EXERCISE REQUIREMENTS:
Return every record verbatim.
**********
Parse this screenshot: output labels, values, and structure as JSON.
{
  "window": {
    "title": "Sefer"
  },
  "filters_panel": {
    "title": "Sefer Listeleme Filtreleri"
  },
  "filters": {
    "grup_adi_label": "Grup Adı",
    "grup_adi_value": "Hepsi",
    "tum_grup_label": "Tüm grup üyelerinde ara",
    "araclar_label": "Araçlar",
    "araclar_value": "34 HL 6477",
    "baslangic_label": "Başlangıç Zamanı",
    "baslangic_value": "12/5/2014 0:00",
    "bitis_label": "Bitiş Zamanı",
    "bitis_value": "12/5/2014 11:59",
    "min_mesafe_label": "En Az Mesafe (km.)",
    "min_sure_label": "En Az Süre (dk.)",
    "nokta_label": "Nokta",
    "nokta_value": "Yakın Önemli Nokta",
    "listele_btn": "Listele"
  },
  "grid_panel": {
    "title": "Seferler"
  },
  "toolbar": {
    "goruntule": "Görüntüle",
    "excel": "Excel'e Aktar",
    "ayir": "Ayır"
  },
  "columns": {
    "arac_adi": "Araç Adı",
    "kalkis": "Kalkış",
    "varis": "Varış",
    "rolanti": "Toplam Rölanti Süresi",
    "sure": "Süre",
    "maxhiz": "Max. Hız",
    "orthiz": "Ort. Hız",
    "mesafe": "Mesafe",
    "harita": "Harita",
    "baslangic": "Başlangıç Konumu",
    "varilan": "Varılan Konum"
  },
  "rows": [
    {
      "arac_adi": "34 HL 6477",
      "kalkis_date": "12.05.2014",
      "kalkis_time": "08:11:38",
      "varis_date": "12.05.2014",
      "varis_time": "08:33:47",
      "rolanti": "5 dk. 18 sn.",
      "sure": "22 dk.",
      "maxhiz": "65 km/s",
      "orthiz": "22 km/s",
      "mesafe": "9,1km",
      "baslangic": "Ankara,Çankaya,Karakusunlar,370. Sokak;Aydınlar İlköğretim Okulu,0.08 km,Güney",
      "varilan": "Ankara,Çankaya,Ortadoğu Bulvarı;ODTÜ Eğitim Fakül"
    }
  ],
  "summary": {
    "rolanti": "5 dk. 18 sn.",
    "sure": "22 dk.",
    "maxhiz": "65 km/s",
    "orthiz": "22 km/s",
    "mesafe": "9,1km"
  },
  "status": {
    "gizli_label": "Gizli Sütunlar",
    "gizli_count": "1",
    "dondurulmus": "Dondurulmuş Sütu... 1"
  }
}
**********
THE RESPONSE:
Parse this screenshot: output labels, values, and structure as JSON.
{
  "window": {
    "title": "Sefer"
  },
  "filters_panel": {
    "title": "Sefer Listeleme Filtreleri"
  },
  "filters": {
    "grup_adi_label": "Grup Adı",
    "grup_adi_value": "Hepsi",
    "tum_grup_label": "Tüm grup üyelerinde ara",
    "araclar_label": "Araçlar",
    "araclar_value": "34 HL 6477",
    "baslangic_label": "Başlangıç Zamanı",
    "baslangic_value": "12/5/2014 0:00",
    "bitis_label": "Bitiş Zamanı",
    "bitis_value": "12/5/2014 11:59",
    "min_mesafe_label": "En Az Mesafe (km.)",
    "min_sure_label": "En Az Süre (dk.)",
    "nokta_label": "Nokta",
    "nokta_value": "Yakın Önemli Nokta",
    "listele_btn": "Listele"
  },
  "grid_panel": {
    "title": "Seferler"
  },
  "toolbar": {
    "goruntule": "Görüntüle",
    "excel": "Excel'e Aktar",
    "ayir": "Ayır"
  },
  "columns": {
    "arac_adi": "Araç Adı",
    "kalkis": "Kalkış",
    "varis": "Varış",
    "rolanti": "Toplam Rölanti Süresi",
    "sure": "Süre",
    "maxhiz": "Max. Hız",
    "orthiz": "Ort. Hız",
    "mesafe": "Mesafe",
    "harita": "Harita",
    "baslangic": "Başlangıç Konumu",
    "varilan": "Varılan Konum"
  },
  "rows": [
    {
      "arac_adi": "34 HL 6477",
      "kalkis_date": "12.05.2014",
      "kalkis_time": "08:11:38",
      "varis_date": "12.05.2014",
      "varis_time": "08:33:47",
      "rolanti": "5 dk. 18 sn.",
      "sure": "22 dk.",
      "maxhiz": "65 km/s",
      "orthiz": "22 km/s",
      "mesafe": "9,1km",
      "baslangic": "Ankara,Çankaya,Karakusunlar,370. Sokak;Aydınlar İlköğretim Okulu,0.08 km,Güney",
      "varilan": "Ankara,Çankaya,Ortadoğu Bulvarı;ODTÜ Eğitim Fakül"
    }
  ],
  "summary": {
    "rolanti": "5 dk. 18 sn.",
    "sure": "22 dk.",
    "maxhiz": "65 km/s",
    "orthiz": "22 km/s",
    "mesafe": "9,1km"
  },
  "status": {
    "gizli_label": "Gizli Sütunlar",
    "gizli_count": "1",
    "dondurulmus": "Dondurulmuş Sütu... 1"
  }
}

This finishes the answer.